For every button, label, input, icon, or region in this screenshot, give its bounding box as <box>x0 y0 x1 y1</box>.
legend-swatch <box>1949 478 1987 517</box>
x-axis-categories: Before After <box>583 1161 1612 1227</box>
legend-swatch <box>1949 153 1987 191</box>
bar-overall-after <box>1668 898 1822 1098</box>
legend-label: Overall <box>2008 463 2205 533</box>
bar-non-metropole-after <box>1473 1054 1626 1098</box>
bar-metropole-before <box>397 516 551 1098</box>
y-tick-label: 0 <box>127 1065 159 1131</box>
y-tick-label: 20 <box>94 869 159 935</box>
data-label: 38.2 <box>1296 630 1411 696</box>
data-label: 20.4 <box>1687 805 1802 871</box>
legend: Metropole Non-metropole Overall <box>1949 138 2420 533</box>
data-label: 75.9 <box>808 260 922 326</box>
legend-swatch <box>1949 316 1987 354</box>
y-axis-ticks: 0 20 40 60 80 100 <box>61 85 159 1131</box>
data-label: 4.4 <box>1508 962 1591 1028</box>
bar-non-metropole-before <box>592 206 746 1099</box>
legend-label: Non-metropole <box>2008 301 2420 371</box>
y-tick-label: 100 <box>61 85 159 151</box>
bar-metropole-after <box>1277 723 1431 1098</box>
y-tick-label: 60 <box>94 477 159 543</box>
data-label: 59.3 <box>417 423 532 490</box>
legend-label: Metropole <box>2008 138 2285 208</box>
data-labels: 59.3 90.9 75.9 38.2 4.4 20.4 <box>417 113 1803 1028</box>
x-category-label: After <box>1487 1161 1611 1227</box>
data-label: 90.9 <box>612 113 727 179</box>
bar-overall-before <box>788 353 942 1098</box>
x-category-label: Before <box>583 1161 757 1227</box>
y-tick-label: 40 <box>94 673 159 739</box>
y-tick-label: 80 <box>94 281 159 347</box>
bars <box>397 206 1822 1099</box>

========

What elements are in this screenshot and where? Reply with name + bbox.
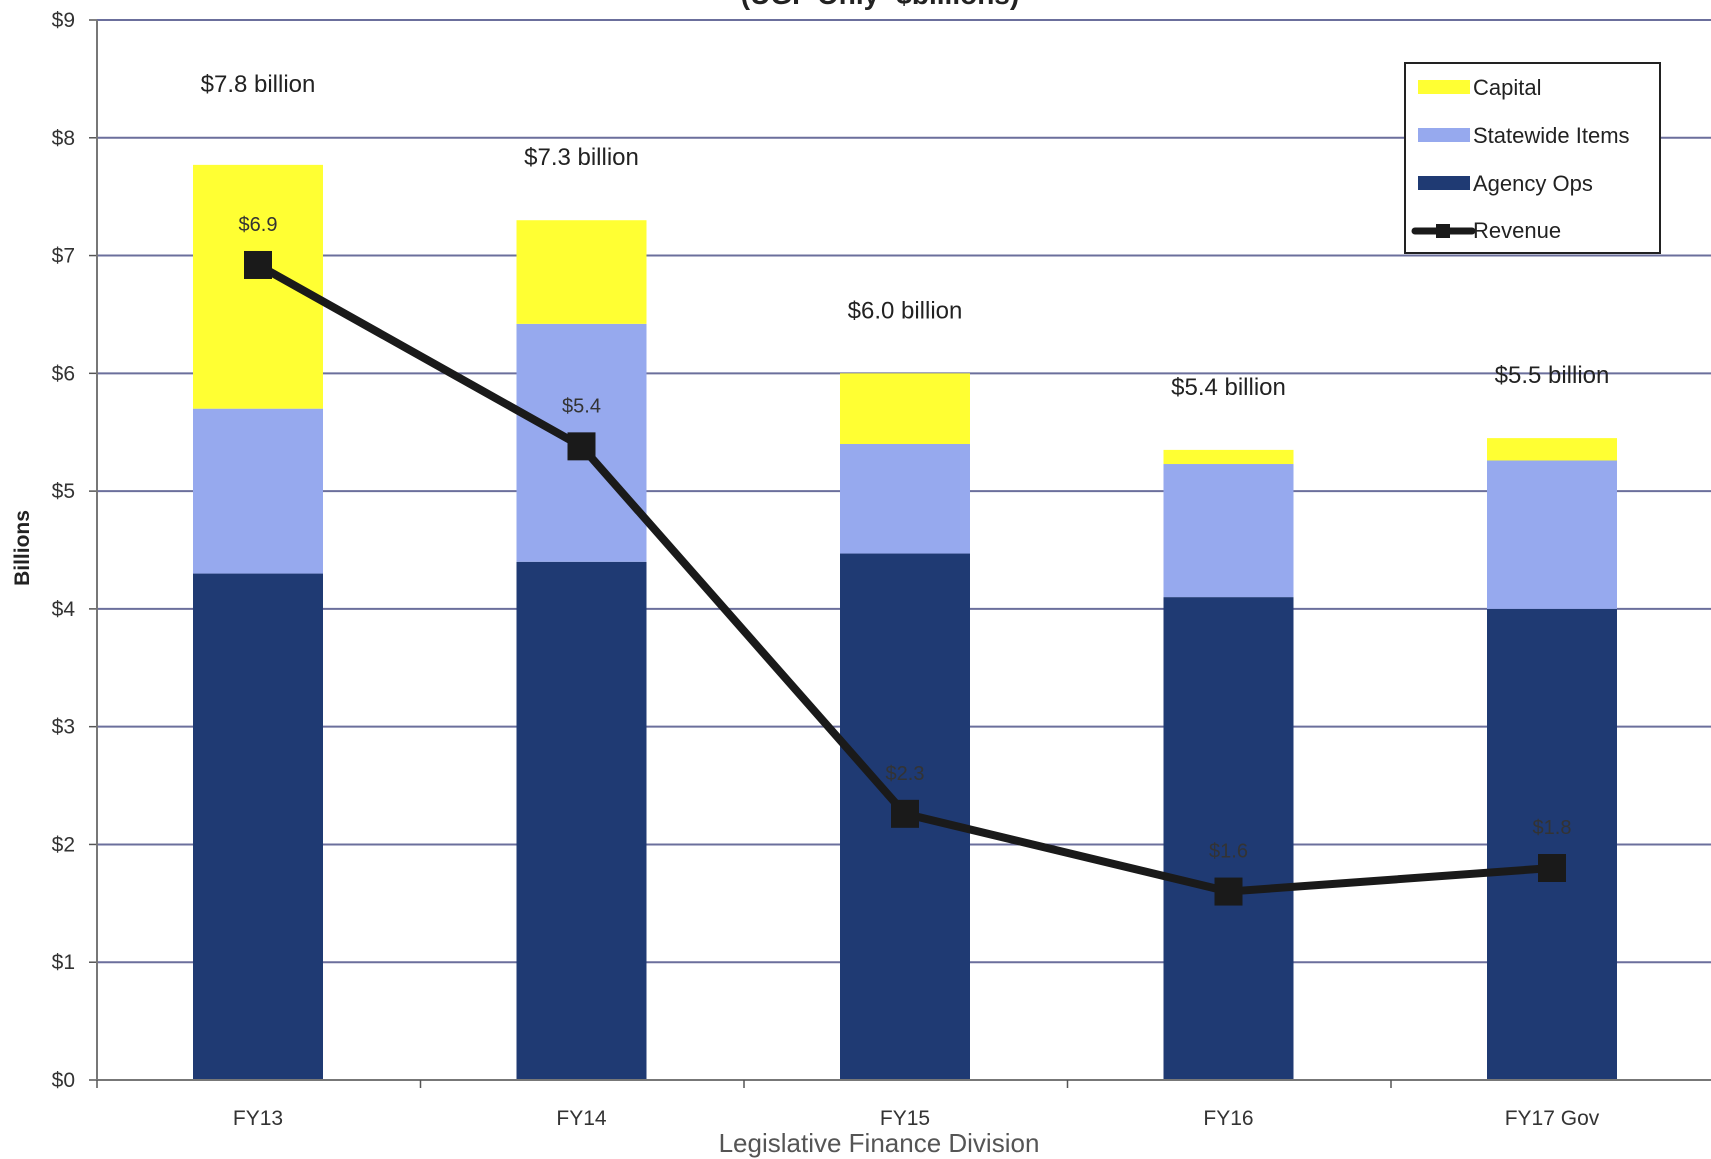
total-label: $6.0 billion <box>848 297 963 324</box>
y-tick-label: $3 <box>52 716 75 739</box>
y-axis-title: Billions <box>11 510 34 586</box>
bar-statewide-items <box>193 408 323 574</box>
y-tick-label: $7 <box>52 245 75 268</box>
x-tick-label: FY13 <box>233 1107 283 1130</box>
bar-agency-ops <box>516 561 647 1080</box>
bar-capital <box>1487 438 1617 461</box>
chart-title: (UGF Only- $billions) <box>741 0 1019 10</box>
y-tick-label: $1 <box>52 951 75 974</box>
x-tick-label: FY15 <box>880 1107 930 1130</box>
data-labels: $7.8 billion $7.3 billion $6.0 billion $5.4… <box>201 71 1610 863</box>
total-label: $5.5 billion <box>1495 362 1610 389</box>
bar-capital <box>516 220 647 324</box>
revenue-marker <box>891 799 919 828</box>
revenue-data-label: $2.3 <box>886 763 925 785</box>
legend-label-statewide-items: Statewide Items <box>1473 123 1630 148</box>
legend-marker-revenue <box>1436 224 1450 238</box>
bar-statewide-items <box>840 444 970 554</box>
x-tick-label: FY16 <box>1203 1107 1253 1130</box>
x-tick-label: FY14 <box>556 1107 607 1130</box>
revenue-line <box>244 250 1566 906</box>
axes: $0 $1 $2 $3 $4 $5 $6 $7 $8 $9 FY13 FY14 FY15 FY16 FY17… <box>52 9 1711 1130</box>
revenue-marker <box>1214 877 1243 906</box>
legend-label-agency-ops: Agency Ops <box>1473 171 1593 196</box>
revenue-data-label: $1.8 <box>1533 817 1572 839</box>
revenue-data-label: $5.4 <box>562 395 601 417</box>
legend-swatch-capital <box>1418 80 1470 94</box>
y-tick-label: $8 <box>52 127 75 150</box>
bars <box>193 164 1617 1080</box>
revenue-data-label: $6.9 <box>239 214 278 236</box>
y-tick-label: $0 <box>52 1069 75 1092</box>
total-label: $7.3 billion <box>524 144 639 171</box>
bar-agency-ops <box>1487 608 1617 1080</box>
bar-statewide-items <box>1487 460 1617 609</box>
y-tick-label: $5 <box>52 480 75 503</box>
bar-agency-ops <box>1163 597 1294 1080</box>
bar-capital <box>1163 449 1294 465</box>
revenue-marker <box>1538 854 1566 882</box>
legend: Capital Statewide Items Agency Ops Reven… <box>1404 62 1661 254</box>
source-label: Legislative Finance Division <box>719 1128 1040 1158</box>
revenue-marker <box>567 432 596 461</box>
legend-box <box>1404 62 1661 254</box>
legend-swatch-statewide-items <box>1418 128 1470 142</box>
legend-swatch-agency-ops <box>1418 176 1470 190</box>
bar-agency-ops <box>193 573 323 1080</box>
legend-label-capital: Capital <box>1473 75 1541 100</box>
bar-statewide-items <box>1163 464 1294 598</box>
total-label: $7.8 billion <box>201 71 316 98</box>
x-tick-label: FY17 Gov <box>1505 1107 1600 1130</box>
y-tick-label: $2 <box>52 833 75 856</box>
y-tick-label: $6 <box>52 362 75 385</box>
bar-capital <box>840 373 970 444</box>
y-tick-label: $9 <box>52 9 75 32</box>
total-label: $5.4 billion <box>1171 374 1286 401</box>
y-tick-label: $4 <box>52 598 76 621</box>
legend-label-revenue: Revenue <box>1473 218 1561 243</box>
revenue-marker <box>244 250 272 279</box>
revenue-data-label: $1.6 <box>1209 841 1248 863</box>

========

Format the entries from the line containing "For every button, label, input, icon, or" to the line containing "y-tick-label: 60 <box>94 477 159 543</box>", including both, as a Markdown table with the columns Row and Entry, skipping any blank lines.

**IN RESPONSE**
| Row | Entry |
|---|---|
| 1 | For every button, label, input, icon, or region in this screenshot, give its bounding box as <box>x0 y0 x1 y1</box>. |
| 2 | legend-swatch <box>1949 478 1987 517</box> |
| 3 | x-axis-categories: Before After <box>583 1161 1612 1227</box> |
| 4 | legend-swatch <box>1949 153 1987 191</box> |
| 5 | bar-overall-after <box>1668 898 1822 1098</box> |
| 6 | legend-label: Overall <box>2008 463 2205 533</box> |
| 7 | bar-non-metropole-after <box>1473 1054 1626 1098</box> |
| 8 | bar-metropole-before <box>397 516 551 1098</box> |
| 9 | y-tick-label: 0 <box>127 1065 159 1131</box> |
| 10 | y-tick-label: 20 <box>94 869 159 935</box> |
| 11 | data-label: 38.2 <box>1296 630 1411 696</box> |
| 12 | data-label: 20.4 <box>1687 805 1802 871</box> |
| 13 | legend: Metropole Non-metropole Overall <box>1949 138 2420 533</box> |
| 14 | data-label: 75.9 <box>808 260 922 326</box> |
| 15 | legend-swatch <box>1949 316 1987 354</box> |
| 16 | y-axis-ticks: 0 20 40 60 80 100 <box>61 85 159 1131</box> |
| 17 | data-label: 4.4 <box>1508 962 1591 1028</box> |
| 18 | bar-non-metropole-before <box>592 206 746 1099</box> |
| 19 | legend-label: Non-metropole <box>2008 301 2420 371</box> |
| 20 | y-tick-label: 100 <box>61 85 159 151</box> |
| 21 | bar-metropole-after <box>1277 723 1431 1098</box> |
| 22 | y-tick-label: 60 <box>94 477 159 543</box> |